GIVEN REQUEST >> Using the records below, locate all lines containing "відпочинку" and return them.

STORED DATA >>
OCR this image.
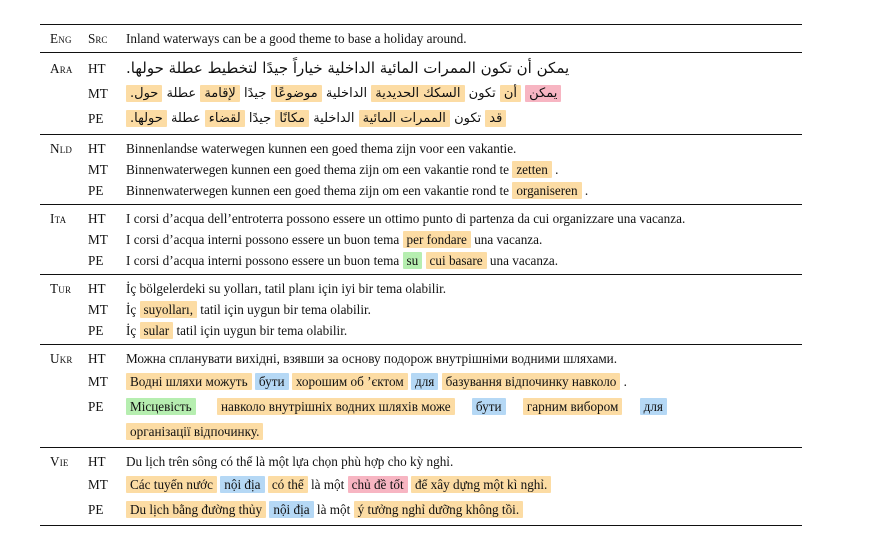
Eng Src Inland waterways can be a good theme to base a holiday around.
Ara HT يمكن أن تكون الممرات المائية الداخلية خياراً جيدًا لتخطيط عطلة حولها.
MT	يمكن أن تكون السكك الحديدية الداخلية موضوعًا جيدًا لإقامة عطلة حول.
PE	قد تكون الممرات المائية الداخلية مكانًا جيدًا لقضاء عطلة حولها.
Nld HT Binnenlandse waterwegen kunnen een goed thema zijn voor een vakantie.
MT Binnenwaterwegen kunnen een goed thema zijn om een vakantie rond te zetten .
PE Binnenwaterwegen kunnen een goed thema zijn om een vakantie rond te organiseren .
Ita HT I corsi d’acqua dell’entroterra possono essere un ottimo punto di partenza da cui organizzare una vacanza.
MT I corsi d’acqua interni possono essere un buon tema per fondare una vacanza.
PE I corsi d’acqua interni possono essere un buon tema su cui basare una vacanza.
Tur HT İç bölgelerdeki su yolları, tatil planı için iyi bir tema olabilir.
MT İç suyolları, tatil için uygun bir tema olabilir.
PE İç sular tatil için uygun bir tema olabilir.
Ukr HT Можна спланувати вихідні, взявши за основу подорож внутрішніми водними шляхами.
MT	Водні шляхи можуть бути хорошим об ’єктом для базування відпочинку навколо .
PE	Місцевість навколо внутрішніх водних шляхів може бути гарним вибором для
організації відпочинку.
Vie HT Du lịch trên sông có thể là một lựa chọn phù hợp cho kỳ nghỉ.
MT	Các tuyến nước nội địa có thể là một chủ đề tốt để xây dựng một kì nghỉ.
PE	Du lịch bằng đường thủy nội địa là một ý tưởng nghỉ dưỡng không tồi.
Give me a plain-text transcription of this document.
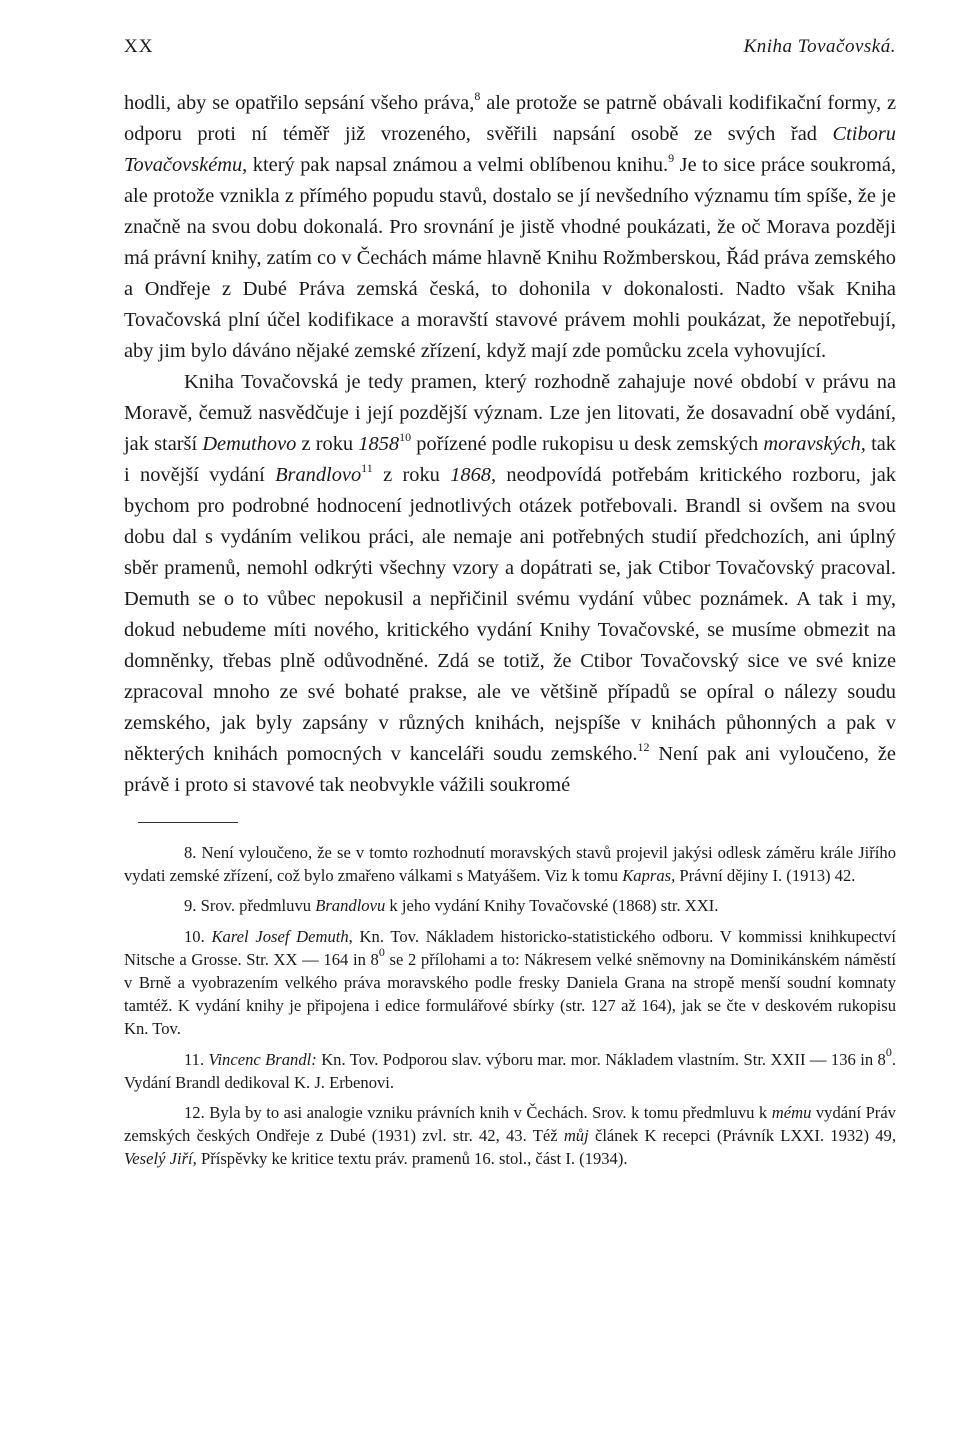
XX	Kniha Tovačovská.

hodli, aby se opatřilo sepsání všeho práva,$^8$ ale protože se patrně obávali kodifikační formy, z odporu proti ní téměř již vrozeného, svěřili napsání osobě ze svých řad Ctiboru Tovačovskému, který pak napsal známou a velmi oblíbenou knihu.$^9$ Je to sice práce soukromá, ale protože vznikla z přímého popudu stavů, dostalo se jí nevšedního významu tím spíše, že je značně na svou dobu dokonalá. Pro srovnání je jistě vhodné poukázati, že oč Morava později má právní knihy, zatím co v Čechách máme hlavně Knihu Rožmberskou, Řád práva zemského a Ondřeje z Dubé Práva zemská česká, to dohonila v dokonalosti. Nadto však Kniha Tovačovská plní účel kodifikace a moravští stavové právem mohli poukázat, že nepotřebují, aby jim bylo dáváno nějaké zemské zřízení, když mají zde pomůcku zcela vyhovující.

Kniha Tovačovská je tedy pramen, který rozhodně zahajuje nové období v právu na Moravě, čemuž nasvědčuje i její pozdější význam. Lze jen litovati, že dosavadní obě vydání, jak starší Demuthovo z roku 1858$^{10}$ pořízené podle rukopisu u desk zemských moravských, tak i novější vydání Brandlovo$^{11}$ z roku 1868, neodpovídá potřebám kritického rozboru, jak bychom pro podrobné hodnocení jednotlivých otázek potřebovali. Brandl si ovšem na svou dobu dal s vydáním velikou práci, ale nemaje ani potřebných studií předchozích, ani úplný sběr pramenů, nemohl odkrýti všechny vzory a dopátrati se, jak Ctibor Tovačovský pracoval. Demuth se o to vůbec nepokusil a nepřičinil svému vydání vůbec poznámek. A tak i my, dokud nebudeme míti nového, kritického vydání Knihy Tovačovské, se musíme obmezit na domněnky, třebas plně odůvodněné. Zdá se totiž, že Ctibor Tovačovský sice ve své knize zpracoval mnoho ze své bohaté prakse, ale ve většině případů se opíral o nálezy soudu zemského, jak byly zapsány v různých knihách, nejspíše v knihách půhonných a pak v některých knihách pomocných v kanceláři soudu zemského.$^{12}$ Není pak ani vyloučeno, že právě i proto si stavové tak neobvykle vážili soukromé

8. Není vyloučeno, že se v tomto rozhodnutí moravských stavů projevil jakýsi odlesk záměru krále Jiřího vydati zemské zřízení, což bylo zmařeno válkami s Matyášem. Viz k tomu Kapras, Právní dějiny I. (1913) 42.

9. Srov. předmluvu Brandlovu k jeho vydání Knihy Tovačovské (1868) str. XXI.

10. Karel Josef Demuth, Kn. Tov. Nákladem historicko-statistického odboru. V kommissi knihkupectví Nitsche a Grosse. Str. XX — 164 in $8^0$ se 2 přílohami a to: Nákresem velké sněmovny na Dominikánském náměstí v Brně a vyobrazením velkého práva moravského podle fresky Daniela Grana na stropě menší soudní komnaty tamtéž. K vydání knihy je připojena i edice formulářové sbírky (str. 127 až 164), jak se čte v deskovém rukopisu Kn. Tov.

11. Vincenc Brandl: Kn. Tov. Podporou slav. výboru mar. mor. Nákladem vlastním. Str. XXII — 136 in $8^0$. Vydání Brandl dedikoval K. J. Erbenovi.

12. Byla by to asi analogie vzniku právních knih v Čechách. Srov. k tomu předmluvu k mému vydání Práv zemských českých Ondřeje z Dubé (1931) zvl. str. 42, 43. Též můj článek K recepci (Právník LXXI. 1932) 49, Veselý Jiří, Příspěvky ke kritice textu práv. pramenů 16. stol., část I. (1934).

RESULT BELOW >>
MT	Водні шляхи можуть бути хорошим об ’єктом для базування відпочинку навколо .
організації відпочинку.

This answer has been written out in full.